*INSTRUCTIONS TO FOLLOW:* Reproduce the lines of the records verbatim, from the first line through the line that contains "legend-item-test-2: Test 2 (328, 26, 401, 42)", with both ends included.

*GIVEN INFORMATION:*
** BEGIN **
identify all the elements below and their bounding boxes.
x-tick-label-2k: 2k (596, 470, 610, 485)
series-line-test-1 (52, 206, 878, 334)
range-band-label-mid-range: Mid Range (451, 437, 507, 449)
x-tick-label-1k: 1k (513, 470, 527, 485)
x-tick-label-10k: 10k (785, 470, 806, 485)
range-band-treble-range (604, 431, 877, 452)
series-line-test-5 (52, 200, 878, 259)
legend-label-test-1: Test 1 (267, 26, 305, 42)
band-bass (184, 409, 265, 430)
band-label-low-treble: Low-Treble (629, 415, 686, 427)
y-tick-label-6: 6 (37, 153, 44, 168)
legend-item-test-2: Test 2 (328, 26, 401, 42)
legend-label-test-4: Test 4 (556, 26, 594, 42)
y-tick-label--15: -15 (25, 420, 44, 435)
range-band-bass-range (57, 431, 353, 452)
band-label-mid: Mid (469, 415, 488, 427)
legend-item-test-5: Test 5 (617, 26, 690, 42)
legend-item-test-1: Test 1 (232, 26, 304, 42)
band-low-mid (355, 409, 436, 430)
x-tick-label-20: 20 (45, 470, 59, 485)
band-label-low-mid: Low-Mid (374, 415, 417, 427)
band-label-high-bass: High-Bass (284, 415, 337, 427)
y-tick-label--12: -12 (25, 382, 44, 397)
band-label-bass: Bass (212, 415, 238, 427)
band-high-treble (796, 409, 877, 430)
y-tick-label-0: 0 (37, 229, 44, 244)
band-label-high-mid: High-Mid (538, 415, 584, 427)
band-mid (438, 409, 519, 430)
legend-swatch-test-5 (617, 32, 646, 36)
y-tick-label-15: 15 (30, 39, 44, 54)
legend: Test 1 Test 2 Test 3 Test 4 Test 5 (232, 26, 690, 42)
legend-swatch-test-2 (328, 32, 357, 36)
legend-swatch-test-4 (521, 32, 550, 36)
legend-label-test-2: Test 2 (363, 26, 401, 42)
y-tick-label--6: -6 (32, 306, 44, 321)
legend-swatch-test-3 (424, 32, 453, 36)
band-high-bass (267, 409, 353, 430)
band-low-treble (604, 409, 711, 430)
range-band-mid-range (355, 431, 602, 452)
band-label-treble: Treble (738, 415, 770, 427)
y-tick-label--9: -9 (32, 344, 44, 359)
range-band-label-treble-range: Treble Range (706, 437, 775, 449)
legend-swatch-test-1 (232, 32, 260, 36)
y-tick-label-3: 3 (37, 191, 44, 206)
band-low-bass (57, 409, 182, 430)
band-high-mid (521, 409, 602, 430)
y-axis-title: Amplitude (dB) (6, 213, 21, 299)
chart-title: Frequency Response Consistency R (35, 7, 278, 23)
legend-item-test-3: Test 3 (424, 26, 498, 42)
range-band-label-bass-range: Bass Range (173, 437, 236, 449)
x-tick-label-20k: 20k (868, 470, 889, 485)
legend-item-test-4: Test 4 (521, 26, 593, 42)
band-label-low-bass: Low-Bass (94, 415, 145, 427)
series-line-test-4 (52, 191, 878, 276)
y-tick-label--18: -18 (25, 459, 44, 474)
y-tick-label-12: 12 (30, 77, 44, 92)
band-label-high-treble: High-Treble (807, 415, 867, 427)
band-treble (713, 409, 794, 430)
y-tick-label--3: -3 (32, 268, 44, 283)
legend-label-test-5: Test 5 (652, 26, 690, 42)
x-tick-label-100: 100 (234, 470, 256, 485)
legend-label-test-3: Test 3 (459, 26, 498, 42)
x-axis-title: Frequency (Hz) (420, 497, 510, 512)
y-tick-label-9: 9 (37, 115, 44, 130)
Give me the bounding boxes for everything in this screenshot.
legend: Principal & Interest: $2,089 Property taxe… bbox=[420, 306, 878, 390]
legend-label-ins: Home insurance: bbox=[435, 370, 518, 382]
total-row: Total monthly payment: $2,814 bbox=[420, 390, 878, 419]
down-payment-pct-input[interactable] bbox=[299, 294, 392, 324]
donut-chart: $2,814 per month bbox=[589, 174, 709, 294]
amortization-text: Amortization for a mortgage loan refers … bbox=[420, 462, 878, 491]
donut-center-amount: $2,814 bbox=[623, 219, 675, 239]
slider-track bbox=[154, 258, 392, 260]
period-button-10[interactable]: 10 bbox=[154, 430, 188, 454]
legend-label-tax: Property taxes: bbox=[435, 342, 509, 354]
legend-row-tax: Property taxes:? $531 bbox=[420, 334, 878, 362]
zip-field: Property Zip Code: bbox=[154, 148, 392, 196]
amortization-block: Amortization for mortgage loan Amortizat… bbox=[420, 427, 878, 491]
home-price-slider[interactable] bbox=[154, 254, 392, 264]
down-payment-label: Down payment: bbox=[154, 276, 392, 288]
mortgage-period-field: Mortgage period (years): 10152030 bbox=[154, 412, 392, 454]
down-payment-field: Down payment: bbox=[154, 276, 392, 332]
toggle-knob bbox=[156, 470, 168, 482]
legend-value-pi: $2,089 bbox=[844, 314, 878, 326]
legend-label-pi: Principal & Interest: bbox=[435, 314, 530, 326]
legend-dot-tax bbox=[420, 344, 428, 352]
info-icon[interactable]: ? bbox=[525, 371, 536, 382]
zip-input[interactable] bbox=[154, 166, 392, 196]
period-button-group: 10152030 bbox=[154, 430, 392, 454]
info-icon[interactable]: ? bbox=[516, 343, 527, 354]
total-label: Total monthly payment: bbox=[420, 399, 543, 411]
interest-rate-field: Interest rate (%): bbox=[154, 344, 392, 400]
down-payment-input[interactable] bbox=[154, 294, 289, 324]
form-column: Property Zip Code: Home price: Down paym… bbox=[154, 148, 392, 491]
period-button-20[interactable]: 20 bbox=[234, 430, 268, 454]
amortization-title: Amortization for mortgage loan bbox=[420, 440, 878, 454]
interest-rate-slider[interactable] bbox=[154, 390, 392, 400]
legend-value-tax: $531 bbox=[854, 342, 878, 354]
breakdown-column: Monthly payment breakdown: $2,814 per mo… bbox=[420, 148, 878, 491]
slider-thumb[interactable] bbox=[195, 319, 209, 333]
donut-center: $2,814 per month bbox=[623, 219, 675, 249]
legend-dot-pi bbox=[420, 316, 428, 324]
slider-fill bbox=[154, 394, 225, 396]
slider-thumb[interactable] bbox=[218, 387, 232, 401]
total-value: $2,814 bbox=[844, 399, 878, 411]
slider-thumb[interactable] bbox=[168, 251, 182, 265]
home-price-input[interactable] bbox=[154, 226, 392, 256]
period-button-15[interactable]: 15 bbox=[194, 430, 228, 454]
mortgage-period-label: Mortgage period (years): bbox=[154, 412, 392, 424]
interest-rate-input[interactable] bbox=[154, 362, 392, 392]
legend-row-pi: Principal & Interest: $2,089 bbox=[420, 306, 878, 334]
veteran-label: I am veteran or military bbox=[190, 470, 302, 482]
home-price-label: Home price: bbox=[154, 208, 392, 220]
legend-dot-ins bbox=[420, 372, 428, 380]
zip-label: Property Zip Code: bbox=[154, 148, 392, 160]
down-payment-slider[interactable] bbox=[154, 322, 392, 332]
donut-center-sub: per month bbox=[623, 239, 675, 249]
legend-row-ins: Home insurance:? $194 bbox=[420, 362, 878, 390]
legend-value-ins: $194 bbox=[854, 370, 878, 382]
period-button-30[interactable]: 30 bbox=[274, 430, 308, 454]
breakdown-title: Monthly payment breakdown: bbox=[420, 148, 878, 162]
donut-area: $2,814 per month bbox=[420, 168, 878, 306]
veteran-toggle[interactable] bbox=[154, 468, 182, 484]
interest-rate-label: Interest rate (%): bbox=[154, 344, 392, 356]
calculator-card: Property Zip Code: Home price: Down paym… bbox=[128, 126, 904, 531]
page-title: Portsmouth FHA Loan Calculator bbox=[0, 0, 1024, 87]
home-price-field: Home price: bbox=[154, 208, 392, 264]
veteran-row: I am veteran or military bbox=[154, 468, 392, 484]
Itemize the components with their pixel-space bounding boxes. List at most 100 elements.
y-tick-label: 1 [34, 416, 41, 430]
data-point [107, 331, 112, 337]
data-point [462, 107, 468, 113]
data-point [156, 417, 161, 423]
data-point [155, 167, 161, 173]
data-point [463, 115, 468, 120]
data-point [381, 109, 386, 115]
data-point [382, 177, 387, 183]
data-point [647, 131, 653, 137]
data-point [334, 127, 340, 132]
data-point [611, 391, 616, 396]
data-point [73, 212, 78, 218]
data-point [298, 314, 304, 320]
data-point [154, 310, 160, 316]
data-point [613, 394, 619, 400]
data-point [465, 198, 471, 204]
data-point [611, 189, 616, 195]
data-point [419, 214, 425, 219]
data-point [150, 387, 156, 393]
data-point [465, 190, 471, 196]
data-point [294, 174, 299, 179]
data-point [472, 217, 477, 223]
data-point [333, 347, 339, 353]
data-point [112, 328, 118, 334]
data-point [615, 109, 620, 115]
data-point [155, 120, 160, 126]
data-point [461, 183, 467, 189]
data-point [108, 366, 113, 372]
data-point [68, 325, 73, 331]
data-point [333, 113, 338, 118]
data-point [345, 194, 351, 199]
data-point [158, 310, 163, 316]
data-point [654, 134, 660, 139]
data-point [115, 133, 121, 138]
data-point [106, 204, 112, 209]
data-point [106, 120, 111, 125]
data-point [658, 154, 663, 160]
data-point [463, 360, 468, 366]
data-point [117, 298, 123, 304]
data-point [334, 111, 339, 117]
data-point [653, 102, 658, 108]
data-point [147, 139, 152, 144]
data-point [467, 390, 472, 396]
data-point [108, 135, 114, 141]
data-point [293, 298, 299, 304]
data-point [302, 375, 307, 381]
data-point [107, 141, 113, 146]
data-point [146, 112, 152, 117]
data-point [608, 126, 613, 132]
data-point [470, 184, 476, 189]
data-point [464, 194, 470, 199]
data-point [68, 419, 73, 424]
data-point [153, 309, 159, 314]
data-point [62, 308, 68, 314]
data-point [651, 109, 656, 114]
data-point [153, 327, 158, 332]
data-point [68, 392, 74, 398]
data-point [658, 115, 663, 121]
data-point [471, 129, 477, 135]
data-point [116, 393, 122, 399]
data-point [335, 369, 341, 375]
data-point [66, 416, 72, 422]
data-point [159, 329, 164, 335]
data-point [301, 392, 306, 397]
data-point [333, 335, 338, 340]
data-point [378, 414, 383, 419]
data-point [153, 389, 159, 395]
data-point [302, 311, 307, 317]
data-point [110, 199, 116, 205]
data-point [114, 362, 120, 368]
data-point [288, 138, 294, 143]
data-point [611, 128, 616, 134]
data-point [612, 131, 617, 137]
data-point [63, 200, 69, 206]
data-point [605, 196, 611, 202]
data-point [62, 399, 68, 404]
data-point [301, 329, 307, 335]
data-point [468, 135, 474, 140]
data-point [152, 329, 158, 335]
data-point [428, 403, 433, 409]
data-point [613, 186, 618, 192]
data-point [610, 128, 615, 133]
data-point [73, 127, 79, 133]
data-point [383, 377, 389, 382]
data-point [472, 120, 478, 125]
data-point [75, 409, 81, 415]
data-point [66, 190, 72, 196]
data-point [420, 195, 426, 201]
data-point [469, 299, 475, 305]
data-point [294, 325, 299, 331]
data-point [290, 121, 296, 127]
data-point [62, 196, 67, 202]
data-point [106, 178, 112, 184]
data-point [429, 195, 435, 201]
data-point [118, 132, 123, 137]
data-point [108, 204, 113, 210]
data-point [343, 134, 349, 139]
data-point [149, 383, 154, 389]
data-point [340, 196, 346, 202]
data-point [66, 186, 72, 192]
** END **
*FINAL ANSWER:*
identify all the elements below and their bounding boxes.
x-tick-label-2k: 2k (596, 470, 610, 485)
series-line-test-1 (52, 206, 878, 334)
range-band-label-mid-range: Mid Range (451, 437, 507, 449)
x-tick-label-1k: 1k (513, 470, 527, 485)
x-tick-label-10k: 10k (785, 470, 806, 485)
range-band-treble-range (604, 431, 877, 452)
series-line-test-5 (52, 200, 878, 259)
legend-label-test-1: Test 1 (267, 26, 305, 42)
band-bass (184, 409, 265, 430)
band-label-low-treble: Low-Treble (629, 415, 686, 427)
y-tick-label-6: 6 (37, 153, 44, 168)
legend-item-test-2: Test 2 (328, 26, 401, 42)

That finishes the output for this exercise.